Transcribe the material below exactly as it appears.

(Stored dataset items)

►

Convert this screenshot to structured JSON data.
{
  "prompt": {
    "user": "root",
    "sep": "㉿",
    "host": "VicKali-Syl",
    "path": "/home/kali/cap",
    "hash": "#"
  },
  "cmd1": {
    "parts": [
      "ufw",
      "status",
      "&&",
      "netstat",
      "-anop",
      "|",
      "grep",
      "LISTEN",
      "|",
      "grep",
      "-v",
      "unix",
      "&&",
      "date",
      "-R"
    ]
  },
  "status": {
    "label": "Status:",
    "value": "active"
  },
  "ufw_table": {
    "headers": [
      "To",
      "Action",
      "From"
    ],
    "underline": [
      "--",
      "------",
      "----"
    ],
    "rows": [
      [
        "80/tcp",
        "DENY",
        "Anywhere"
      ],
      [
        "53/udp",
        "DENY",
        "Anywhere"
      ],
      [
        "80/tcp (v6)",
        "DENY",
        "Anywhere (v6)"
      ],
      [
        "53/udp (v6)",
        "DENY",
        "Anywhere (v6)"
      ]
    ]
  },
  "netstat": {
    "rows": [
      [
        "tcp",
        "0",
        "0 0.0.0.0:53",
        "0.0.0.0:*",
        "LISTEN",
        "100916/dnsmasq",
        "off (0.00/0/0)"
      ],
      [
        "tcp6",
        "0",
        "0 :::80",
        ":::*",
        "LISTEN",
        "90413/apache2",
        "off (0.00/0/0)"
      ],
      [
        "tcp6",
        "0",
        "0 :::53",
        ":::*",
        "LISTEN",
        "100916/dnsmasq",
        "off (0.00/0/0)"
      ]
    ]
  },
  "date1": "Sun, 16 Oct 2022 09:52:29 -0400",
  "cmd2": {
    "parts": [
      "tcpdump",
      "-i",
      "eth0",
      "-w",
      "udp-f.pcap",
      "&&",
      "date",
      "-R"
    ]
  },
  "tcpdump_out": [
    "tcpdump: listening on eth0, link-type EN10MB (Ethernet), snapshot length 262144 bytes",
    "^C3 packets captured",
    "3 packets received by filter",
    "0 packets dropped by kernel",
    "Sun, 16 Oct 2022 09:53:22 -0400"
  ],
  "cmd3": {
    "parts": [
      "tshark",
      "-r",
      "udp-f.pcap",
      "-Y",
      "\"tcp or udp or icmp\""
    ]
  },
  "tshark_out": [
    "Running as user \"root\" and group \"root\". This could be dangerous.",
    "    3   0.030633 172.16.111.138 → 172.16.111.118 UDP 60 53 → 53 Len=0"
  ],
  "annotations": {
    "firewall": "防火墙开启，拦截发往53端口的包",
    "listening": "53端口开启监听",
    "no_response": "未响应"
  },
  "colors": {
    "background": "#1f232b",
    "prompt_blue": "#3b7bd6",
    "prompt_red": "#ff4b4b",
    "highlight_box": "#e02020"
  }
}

◄

▶ **Reply**:
Convert this screenshot to structured JSON data.
{
  "prompt": {
    "user": "root",
    "sep": "㉿",
    "host": "VicKali-Syl",
    "path": "/home/kali/cap",
    "hash": "#"
  },
  "cmd1": {
    "parts": [
      "ufw",
      "status",
      "&&",
      "netstat",
      "-anop",
      "|",
      "grep",
      "LISTEN",
      "|",
      "grep",
      "-v",
      "unix",
      "&&",
      "date",
      "-R"
    ]
  },
  "status": {
    "label": "Status:",
    "value": "active"
  },
  "ufw_table": {
    "headers": [
      "To",
      "Action",
      "From"
    ],
    "underline": [
      "--",
      "------",
      "----"
    ],
    "rows": [
      [
        "80/tcp",
        "DENY",
        "Anywhere"
      ],
      [
        "53/udp",
        "DENY",
        "Anywhere"
      ],
      [
        "80/tcp (v6)",
        "DENY",
        "Anywhere (v6)"
      ],
      [
        "53/udp (v6)",
        "DENY",
        "Anywhere (v6)"
      ]
    ]
  },
  "netstat": {
    "rows": [
      [
        "tcp",
        "0",
        "0 0.0.0.0:53",
        "0.0.0.0:*",
        "LISTEN",
        "100916/dnsmasq",
        "off (0.00/0/0)"
      ],
      [
        "tcp6",
        "0",
        "0 :::80",
        ":::*",
        "LISTEN",
        "90413/apache2",
        "off (0.00/0/0)"
      ],
      [
        "tcp6",
        "0",
        "0 :::53",
        ":::*",
        "LISTEN",
        "100916/dnsmasq",
        "off (0.00/0/0)"
      ]
    ]
  },
  "date1": "Sun, 16 Oct 2022 09:52:29 -0400",
  "cmd2": {
    "parts": [
      "tcpdump",
      "-i",
      "eth0",
      "-w",
      "udp-f.pcap",
      "&&",
      "date",
      "-R"
    ]
  },
  "tcpdump_out": [
    "tcpdump: listening on eth0, link-type EN10MB (Ethernet), snapshot length 262144 bytes",
    "^C3 packets captured",
    "3 packets received by filter",
    "0 packets dropped by kernel",
    "Sun, 16 Oct 2022 09:53:22 -0400"
  ],
  "cmd3": {
    "parts": [
      "tshark",
      "-r",
      "udp-f.pcap",
      "-Y",
      "\"tcp or udp or icmp\""
    ]
  },
  "tshark_out": [
    "Running as user \"root\" and group \"root\". This could be dangerous.",
    "    3   0.030633 172.16.111.138 → 172.16.111.118 UDP 60 53 → 53 Len=0"
  ],
  "annotations": {
    "firewall": "防火墙开启，拦截发往53端口的包",
    "listening": "53端口开启监听",
    "no_response": "未响应"
  },
  "colors": {
    "background": "#1f232b",
    "prompt_blue": "#3b7bd6",
    "prompt_red": "#ff4b4b",
    "highlight_box": "#e02020"
  }
}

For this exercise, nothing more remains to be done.